• WHAT YOU WILL DO:
Look through the material and copy each line holding "household".
** start of INPUT RECORDS **
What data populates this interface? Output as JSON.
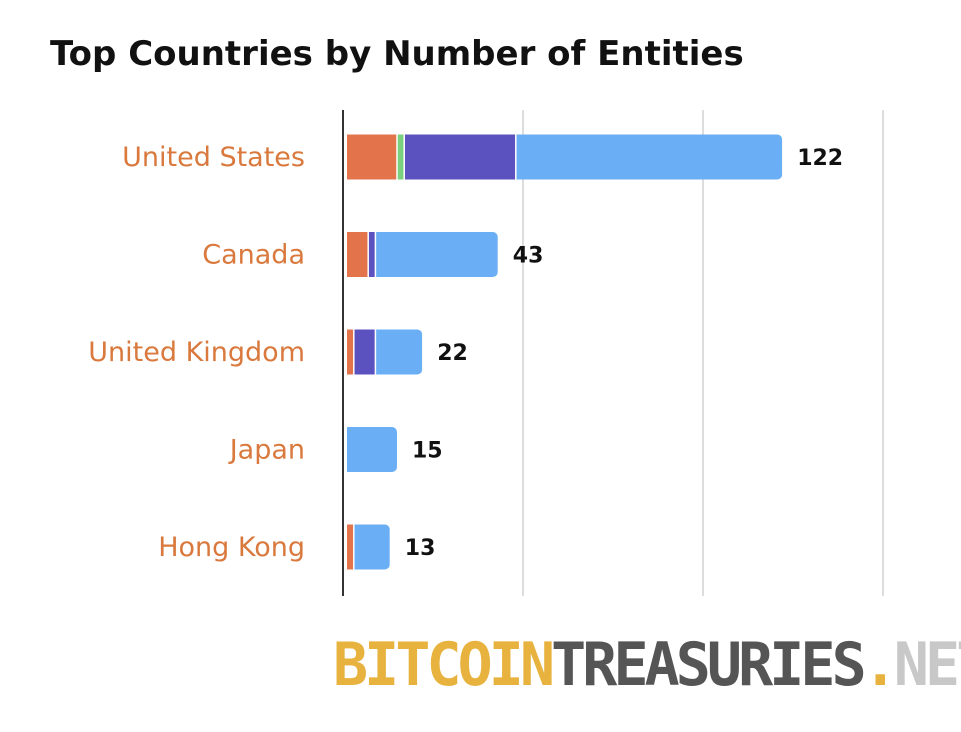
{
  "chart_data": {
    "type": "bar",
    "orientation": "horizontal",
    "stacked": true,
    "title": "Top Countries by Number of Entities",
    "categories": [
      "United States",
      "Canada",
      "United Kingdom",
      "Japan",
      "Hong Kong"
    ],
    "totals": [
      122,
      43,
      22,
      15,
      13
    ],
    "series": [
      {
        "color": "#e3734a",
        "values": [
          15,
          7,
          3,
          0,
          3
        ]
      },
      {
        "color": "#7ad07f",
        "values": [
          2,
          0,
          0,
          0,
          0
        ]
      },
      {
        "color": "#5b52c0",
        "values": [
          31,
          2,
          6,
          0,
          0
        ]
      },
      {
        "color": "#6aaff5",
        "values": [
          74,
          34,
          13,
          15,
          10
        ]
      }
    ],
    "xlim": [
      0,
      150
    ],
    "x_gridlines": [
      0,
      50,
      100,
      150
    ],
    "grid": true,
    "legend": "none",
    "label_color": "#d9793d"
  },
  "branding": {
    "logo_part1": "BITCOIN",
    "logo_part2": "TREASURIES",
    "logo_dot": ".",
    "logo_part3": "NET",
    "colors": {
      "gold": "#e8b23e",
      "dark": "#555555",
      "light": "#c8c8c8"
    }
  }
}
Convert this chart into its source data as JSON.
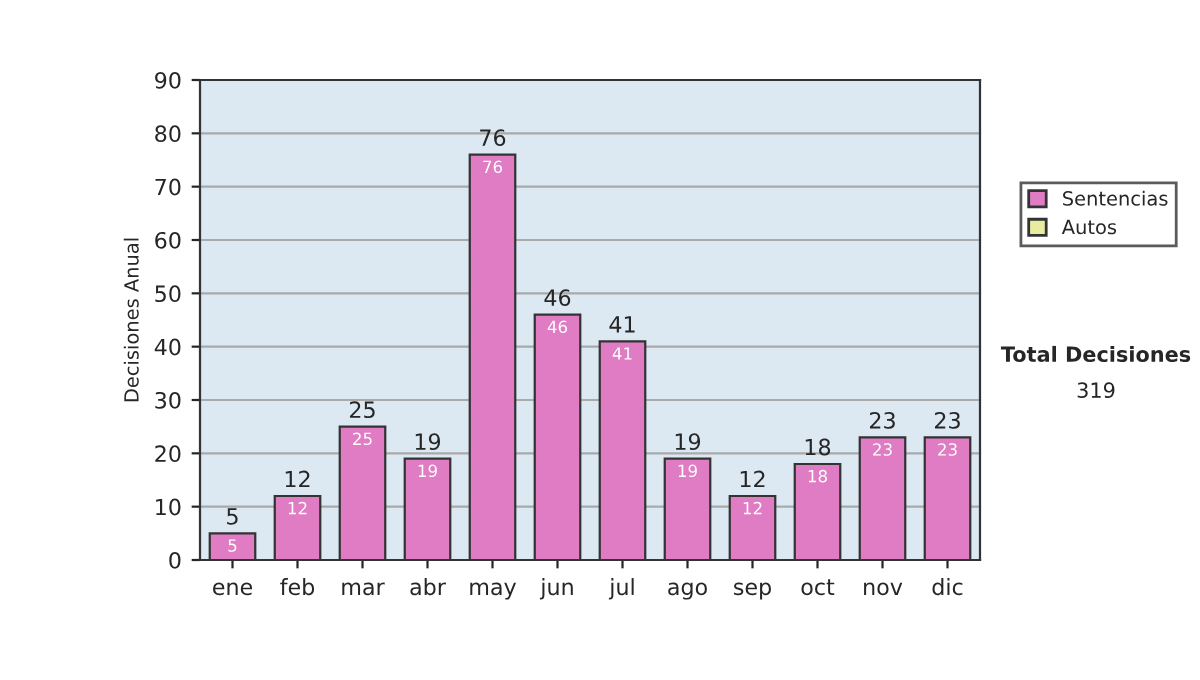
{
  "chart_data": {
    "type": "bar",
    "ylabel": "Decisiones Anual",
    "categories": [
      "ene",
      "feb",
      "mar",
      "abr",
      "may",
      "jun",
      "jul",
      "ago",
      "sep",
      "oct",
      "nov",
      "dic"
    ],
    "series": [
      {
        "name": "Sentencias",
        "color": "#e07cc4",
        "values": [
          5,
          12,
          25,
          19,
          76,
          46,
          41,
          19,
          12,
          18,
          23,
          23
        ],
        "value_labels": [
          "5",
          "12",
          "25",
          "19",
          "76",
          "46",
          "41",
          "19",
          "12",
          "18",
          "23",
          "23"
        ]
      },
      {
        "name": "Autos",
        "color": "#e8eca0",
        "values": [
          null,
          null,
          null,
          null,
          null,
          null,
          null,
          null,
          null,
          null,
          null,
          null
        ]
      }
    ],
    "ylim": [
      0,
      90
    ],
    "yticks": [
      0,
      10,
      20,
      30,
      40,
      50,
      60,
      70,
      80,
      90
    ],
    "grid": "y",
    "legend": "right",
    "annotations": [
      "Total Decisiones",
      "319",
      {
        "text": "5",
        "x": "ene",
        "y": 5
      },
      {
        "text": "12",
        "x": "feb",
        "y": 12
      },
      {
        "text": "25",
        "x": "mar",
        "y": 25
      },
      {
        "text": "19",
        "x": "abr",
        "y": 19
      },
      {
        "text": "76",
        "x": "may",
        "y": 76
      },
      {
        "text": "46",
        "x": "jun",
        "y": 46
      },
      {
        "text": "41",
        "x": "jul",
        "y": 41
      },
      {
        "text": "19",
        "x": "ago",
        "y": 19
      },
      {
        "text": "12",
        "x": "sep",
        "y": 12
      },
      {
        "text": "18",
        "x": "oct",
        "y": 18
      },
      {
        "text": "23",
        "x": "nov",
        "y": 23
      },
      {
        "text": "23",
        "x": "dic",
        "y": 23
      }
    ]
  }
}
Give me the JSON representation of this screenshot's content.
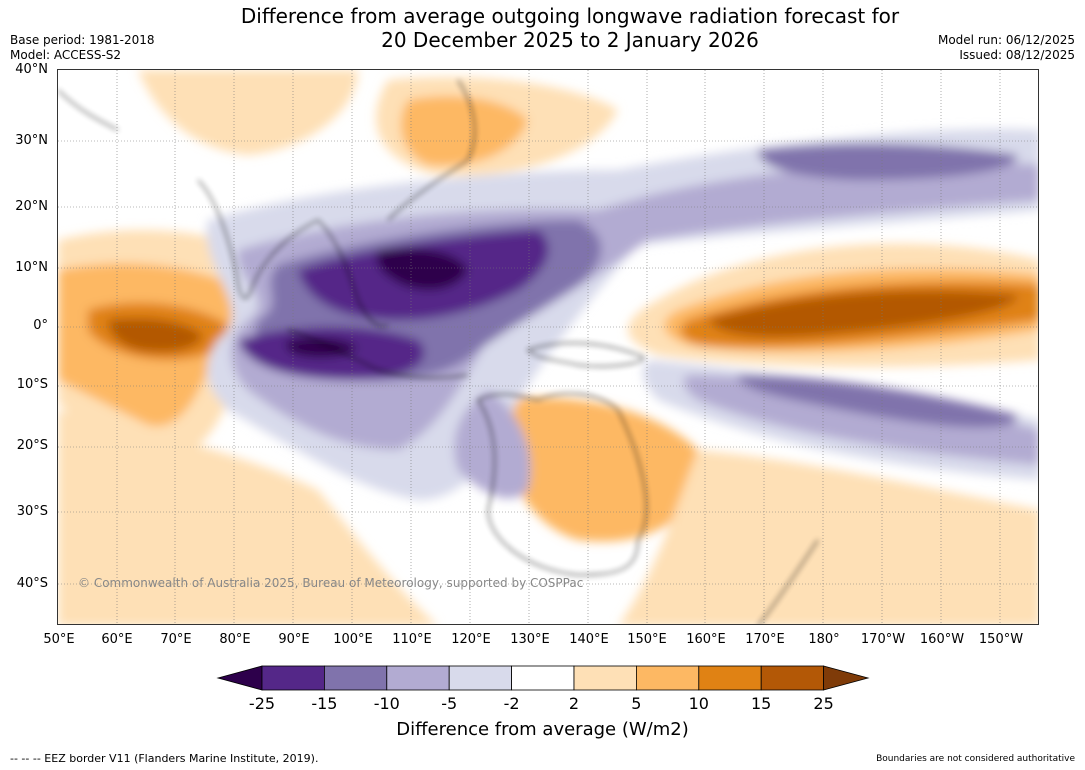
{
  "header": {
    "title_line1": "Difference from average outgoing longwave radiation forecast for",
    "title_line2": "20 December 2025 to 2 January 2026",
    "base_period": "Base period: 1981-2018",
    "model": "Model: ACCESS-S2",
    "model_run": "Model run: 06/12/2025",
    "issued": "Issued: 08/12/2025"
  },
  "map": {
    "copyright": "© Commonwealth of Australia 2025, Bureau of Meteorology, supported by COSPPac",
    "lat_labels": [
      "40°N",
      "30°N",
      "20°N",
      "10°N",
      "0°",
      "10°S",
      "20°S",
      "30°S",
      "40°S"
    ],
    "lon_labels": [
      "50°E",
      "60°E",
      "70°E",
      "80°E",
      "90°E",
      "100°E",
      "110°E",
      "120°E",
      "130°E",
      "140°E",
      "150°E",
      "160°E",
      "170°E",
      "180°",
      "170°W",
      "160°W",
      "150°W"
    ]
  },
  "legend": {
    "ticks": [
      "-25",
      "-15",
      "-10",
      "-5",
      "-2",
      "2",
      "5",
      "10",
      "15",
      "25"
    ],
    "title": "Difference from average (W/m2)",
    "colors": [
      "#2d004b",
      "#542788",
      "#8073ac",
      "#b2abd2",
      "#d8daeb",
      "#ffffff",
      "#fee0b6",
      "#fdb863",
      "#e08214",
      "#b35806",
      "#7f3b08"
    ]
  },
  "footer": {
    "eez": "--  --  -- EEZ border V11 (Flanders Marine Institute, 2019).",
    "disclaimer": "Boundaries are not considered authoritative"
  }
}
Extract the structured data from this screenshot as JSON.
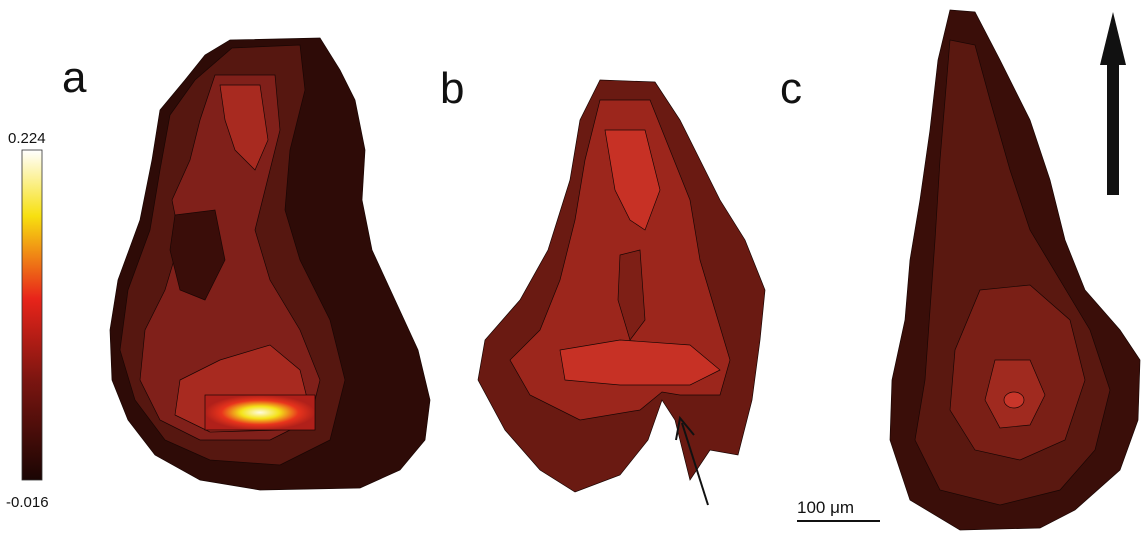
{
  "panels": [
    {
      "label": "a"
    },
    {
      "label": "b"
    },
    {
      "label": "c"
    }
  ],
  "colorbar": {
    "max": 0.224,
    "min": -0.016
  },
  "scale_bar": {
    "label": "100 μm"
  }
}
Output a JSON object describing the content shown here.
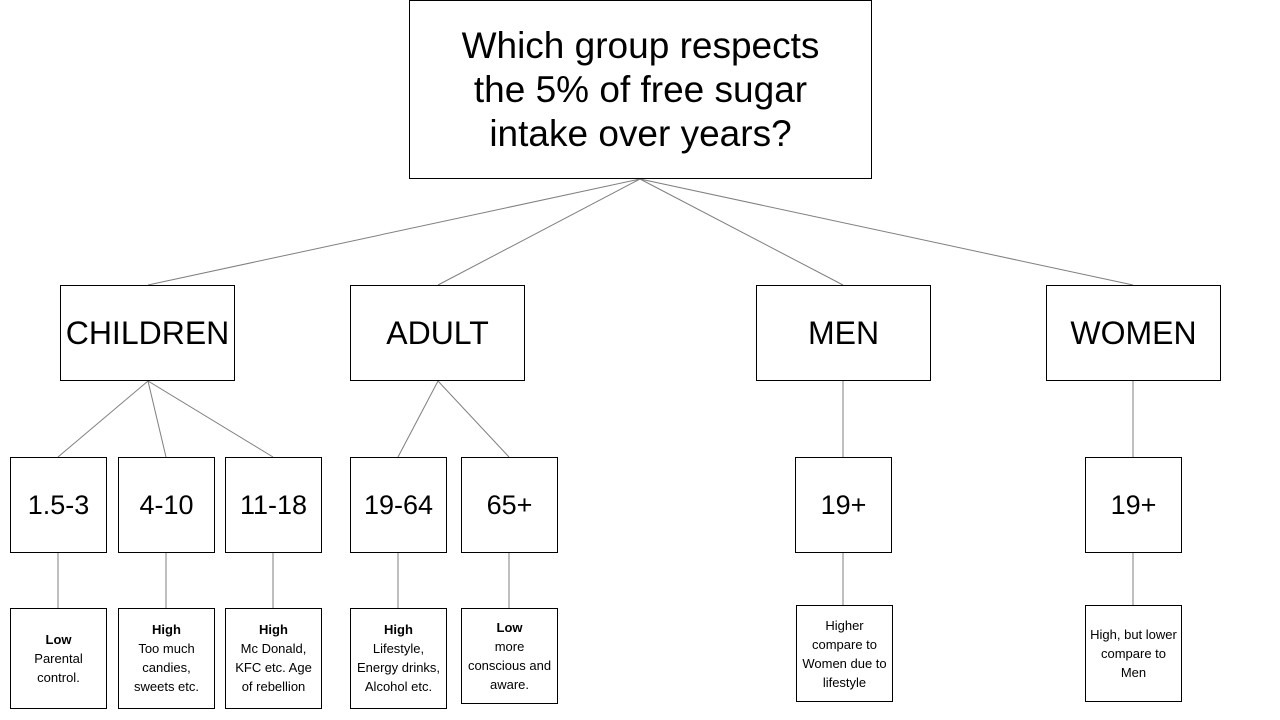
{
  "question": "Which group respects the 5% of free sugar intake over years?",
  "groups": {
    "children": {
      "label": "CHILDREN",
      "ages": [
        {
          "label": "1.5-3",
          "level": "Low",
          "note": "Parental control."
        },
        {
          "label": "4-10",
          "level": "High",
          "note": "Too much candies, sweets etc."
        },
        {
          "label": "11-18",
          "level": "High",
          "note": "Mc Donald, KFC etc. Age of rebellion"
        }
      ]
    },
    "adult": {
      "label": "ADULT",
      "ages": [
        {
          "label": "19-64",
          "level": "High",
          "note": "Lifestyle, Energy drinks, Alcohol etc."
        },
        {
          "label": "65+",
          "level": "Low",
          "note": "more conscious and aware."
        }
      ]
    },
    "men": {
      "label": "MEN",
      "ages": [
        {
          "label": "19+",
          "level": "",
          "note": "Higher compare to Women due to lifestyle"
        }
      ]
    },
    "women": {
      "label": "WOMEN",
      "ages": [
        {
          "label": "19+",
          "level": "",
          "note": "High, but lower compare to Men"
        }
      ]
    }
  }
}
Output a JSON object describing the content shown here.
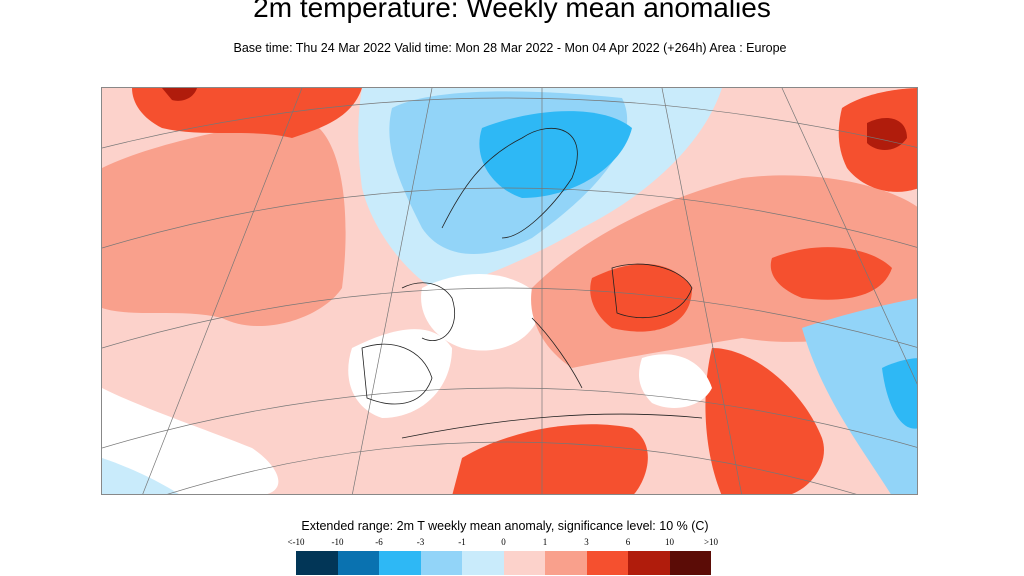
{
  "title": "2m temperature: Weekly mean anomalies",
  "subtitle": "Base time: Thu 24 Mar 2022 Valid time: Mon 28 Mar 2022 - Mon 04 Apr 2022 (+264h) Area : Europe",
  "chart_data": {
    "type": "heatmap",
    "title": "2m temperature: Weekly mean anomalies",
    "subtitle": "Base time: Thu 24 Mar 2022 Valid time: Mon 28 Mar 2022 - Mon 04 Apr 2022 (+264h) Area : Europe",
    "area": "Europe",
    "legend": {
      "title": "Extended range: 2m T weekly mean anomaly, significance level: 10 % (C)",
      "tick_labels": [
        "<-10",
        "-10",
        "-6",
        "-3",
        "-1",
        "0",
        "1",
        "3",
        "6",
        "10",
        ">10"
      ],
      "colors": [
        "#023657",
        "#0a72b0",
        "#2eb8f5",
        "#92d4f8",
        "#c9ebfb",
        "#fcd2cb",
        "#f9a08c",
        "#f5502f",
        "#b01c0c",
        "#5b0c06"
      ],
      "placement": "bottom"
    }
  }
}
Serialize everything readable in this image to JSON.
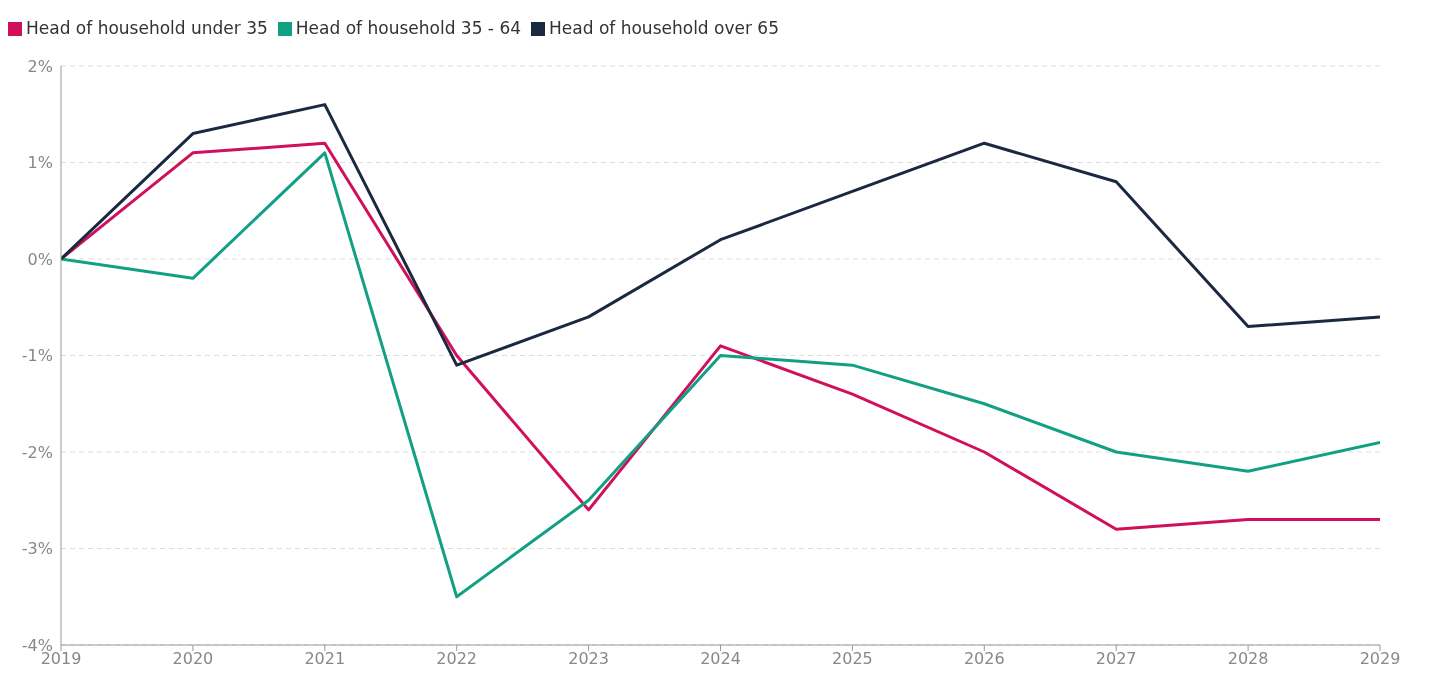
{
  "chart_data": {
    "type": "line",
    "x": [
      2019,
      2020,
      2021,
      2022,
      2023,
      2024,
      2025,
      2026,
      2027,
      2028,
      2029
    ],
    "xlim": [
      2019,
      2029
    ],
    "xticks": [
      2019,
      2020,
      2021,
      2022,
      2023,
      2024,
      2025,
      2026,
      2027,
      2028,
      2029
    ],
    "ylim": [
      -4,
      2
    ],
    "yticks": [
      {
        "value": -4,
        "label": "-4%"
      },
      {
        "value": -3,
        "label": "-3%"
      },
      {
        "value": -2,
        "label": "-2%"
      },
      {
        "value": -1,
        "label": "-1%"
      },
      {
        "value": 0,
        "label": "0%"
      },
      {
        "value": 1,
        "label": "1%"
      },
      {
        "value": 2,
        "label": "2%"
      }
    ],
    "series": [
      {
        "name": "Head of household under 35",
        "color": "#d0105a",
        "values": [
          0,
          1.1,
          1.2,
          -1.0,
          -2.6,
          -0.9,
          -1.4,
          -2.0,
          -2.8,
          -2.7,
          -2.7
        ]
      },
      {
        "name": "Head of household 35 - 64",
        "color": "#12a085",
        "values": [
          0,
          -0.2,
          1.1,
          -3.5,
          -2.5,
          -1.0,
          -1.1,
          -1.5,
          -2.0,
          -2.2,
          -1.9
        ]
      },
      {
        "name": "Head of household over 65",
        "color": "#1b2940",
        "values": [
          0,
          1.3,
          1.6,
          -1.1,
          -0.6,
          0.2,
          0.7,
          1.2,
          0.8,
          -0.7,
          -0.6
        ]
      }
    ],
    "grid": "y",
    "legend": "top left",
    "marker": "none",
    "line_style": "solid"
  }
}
** end of INPUT RECORDS **
• SOLUTION FOR THIS TASK:
        "name": "Head of household under 35",
        "name": "Head of household 35 - 64",
        "name": "Head of household over 65",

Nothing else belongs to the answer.